[Records]
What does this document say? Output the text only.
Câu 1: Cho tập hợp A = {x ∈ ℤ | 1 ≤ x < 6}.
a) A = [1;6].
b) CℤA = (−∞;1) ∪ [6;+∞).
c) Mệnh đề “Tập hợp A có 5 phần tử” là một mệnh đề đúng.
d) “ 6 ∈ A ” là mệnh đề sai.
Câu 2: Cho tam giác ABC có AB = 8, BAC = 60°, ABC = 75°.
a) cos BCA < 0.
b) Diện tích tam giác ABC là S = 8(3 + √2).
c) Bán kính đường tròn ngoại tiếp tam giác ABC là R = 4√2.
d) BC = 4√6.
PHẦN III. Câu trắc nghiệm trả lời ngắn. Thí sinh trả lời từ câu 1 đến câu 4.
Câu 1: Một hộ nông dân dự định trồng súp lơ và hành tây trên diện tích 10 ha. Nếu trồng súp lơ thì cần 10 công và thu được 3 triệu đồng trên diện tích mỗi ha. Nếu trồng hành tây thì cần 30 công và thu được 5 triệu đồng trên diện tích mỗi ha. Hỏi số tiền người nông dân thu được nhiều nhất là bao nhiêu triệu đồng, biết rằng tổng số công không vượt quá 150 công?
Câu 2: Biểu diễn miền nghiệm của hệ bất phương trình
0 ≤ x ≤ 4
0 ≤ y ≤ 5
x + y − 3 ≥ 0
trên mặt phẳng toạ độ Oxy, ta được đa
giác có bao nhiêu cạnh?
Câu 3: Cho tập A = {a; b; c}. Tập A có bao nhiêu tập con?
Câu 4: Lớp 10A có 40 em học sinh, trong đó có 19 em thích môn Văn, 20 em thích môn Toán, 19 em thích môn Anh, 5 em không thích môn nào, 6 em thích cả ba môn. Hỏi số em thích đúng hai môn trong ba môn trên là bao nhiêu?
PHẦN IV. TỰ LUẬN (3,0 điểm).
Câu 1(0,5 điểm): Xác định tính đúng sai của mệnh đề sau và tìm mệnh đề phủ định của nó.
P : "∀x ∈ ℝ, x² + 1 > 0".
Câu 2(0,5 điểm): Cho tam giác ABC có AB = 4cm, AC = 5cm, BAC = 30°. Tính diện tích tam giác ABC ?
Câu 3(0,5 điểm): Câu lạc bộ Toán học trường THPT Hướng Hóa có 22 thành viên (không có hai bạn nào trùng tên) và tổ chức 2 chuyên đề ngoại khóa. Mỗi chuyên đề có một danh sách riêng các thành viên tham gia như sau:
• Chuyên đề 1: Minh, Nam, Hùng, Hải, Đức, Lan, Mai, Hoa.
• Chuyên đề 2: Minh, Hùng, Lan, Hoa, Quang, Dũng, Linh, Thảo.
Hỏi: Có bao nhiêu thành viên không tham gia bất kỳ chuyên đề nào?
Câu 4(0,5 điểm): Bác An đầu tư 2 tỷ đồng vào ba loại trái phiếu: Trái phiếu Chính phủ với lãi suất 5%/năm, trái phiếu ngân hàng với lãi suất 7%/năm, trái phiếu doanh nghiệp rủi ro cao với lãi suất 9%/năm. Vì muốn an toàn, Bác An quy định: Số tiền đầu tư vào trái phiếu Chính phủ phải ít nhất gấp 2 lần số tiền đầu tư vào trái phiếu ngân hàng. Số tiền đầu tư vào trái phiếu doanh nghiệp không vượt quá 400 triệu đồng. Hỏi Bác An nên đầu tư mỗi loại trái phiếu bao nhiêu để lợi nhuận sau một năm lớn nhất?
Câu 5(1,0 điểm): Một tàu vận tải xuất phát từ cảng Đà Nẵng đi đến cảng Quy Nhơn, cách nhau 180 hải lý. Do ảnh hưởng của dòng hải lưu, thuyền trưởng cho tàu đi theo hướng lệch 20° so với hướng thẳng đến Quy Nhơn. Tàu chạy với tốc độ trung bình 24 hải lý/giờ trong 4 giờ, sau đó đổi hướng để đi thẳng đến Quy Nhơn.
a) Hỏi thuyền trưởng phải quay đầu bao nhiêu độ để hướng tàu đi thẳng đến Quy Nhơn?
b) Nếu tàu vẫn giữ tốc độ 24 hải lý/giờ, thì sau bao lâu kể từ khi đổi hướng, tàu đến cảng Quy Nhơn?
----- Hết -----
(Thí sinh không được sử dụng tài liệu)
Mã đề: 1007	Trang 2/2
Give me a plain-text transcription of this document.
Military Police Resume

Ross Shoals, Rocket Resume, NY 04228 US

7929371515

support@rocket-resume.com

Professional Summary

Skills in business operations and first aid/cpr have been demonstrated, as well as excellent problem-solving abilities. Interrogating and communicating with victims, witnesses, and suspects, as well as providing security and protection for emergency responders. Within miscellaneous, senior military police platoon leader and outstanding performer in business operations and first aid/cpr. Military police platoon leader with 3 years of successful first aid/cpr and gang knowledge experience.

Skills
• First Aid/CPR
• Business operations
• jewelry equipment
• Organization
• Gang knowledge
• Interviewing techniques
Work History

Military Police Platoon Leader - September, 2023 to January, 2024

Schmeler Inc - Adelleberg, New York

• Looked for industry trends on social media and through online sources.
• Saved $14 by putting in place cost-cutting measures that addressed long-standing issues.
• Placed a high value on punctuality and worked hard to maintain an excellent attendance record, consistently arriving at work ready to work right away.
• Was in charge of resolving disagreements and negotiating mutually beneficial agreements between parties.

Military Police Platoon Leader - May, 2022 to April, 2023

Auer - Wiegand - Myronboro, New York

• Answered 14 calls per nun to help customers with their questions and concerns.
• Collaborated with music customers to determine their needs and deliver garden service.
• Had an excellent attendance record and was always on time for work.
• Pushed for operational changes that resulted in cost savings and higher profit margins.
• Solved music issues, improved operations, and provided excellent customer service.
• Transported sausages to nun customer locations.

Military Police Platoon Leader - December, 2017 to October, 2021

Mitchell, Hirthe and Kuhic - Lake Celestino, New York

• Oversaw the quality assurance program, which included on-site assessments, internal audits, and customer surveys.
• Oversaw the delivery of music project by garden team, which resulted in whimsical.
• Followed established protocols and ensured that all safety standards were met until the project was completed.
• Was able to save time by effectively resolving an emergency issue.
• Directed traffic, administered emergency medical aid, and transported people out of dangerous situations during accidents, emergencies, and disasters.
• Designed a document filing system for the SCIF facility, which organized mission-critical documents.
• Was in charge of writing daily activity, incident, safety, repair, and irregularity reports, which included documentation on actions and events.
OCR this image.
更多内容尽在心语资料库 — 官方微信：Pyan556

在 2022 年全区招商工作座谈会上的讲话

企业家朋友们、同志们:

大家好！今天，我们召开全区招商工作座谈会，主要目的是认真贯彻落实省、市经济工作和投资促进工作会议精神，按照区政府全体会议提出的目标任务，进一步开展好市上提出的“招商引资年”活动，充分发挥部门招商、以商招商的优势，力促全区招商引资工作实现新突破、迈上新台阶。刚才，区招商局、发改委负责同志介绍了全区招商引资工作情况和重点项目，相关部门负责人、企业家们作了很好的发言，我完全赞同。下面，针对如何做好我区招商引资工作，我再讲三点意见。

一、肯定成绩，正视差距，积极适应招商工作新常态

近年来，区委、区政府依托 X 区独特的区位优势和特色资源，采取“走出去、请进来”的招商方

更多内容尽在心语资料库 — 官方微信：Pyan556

**YOUR INSTRUCTIONS**
Copy each line of the records above that carries the word "this".

**EXERCISE OUTPUT**
What does this document say? Output the text only.
Give me a plain-text transcription of this document.
OCR this image.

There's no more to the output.